* _Written request_:
Render the listing lines from the one containing "Extract all elements" up to and including the one containing "sidebar-item-website[interactable]: 网站 (0, 187, 295, 277)" as a Markdown table with the columns Row and Listing text. Skip any blank lines, and put a row number beside each remaining line.

>> BEGIN

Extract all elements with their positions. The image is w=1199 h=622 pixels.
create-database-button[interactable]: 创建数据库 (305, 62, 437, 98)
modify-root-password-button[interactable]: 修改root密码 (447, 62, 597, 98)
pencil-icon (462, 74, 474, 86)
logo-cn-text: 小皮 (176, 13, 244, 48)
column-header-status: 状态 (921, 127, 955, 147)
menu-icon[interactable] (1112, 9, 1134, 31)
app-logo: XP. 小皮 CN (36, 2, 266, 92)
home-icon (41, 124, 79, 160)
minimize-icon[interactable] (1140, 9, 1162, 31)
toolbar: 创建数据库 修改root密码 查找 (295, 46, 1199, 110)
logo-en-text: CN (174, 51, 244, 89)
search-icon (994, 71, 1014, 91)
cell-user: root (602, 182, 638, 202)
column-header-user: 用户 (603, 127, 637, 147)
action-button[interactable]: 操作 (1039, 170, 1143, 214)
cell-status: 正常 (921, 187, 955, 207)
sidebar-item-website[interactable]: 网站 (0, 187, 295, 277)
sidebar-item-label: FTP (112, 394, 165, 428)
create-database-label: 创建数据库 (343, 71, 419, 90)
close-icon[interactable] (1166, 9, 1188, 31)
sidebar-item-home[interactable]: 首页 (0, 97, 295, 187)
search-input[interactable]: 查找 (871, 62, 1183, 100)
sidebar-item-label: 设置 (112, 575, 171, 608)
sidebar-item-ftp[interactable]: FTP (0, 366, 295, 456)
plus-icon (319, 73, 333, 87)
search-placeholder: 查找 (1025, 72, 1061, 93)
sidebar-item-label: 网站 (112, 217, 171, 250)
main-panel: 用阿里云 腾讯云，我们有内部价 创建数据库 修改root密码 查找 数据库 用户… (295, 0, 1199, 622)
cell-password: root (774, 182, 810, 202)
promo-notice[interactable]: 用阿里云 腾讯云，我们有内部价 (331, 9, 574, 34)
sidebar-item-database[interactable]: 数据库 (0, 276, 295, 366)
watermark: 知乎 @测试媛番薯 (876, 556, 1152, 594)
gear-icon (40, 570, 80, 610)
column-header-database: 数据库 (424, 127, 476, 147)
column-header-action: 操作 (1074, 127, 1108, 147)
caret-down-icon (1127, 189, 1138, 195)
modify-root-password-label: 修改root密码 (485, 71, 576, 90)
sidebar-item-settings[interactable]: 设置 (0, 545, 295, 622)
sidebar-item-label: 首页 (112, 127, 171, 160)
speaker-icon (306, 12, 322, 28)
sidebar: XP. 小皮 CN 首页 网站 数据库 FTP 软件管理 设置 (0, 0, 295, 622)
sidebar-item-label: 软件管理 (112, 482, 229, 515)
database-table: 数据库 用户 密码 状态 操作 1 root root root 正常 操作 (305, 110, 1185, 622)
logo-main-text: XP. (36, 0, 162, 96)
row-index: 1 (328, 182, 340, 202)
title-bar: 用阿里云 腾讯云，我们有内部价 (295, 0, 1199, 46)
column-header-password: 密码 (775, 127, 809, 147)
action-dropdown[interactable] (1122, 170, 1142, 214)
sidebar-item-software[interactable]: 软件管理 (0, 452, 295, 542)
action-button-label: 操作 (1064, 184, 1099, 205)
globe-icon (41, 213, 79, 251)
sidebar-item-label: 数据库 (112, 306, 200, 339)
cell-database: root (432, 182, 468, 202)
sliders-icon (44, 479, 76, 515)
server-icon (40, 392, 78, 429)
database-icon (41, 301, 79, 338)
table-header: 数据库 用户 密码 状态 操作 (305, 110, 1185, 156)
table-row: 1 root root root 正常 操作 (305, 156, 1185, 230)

>> END
>> BEGIN

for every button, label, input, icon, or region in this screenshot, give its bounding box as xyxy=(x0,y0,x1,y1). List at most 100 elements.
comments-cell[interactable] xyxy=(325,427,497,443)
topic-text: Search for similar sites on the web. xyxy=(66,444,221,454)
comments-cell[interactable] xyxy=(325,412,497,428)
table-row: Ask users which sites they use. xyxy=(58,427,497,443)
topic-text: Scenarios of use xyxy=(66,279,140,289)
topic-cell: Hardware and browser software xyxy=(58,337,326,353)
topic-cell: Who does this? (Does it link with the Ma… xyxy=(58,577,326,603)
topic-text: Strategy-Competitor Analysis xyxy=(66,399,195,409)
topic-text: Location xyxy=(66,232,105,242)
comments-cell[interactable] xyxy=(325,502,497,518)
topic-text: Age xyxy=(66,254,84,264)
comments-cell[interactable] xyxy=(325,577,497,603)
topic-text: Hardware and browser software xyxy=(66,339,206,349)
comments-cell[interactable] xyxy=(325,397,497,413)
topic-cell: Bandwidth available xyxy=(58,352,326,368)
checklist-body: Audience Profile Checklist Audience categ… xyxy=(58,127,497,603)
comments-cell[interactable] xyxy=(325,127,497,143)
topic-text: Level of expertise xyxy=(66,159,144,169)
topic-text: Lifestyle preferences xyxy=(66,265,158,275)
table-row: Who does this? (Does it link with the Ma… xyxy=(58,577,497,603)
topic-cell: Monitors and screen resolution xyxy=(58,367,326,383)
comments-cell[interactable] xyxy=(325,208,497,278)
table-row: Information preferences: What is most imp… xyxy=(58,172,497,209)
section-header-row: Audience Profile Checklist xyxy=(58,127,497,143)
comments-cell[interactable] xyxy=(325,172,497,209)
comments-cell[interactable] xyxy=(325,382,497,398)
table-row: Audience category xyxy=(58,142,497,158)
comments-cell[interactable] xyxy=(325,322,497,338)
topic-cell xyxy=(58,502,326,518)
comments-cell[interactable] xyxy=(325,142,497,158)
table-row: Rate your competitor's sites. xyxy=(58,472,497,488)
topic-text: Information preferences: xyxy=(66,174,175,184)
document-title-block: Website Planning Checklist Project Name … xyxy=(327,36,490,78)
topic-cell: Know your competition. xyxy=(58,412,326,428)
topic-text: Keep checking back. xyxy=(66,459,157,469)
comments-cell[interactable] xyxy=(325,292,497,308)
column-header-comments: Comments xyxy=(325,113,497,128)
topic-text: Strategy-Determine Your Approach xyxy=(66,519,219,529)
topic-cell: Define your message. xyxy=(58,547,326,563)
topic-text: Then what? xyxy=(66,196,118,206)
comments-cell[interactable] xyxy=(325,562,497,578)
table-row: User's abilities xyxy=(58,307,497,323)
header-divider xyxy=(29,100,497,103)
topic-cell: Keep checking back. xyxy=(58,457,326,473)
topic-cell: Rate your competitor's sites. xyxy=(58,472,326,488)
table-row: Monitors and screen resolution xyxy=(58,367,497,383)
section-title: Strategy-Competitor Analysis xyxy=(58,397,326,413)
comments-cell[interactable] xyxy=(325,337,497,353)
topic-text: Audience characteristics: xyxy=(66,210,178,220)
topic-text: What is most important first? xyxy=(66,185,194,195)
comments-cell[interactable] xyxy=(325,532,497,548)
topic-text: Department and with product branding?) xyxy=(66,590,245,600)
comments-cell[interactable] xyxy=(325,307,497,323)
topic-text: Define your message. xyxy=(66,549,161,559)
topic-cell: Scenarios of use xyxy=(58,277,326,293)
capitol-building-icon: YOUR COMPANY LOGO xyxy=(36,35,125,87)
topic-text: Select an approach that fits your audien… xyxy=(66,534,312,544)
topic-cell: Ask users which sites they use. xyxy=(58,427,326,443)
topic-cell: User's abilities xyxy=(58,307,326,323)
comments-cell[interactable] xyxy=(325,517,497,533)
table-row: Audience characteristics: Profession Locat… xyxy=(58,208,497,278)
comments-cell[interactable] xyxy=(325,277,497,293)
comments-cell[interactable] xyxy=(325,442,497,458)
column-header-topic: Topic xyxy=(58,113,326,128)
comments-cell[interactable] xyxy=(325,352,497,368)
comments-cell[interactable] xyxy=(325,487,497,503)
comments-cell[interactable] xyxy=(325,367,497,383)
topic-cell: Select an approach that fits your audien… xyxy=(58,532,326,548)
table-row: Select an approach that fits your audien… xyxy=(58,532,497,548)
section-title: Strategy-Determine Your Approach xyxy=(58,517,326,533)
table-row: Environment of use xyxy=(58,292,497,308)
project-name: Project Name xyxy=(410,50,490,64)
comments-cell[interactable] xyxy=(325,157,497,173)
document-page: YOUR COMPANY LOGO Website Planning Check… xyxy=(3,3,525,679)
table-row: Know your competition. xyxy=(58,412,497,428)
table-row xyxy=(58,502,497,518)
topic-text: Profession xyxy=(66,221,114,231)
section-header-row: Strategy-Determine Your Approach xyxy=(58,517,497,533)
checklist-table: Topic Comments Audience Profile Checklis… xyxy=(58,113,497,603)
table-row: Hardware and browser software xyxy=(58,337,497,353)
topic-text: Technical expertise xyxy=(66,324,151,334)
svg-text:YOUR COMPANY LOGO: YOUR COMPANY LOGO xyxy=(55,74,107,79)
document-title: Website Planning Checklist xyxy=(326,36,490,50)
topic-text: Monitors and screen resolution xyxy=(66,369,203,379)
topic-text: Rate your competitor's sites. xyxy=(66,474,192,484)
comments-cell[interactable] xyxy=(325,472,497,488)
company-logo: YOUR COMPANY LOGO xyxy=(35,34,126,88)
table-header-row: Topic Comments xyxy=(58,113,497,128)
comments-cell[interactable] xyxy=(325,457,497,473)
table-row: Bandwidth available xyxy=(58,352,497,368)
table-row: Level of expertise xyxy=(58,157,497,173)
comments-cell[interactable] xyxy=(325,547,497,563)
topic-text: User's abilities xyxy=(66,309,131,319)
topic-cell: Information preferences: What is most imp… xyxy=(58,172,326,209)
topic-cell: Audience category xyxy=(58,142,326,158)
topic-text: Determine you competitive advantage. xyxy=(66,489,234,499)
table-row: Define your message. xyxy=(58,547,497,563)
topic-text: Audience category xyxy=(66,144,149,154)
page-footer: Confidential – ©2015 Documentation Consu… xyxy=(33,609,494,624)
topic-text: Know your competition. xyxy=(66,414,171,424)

>> END

* _Response to this task_:
| Row | Listing text |
|---|---|
| 1 | Extract all elements with their positions. The image is w=1199 h=622 pixels. |
| 2 | create-database-button[interactable]: 创建数据库 (305, 62, 437, 98) |
| 3 | modify-root-password-button[interactable]: 修改root密码 (447, 62, 597, 98) |
| 4 | pencil-icon (462, 74, 474, 86) |
| 5 | logo-cn-text: 小皮 (176, 13, 244, 48) |
| 6 | column-header-status: 状态 (921, 127, 955, 147) |
| 7 | menu-icon[interactable] (1112, 9, 1134, 31) |
| 8 | app-logo: XP. 小皮 CN (36, 2, 266, 92) |
| 9 | home-icon (41, 124, 79, 160) |
| 10 | minimize-icon[interactable] (1140, 9, 1162, 31) |
| 11 | toolbar: 创建数据库 修改root密码 查找 (295, 46, 1199, 110) |
| 12 | logo-en-text: CN (174, 51, 244, 89) |
| 13 | search-icon (994, 71, 1014, 91) |
| 14 | cell-user: root (602, 182, 638, 202) |
| 15 | column-header-user: 用户 (603, 127, 637, 147) |
| 16 | action-button[interactable]: 操作 (1039, 170, 1143, 214) |
| 17 | cell-status: 正常 (921, 187, 955, 207) |
| 18 | sidebar-item-website[interactable]: 网站 (0, 187, 295, 277) |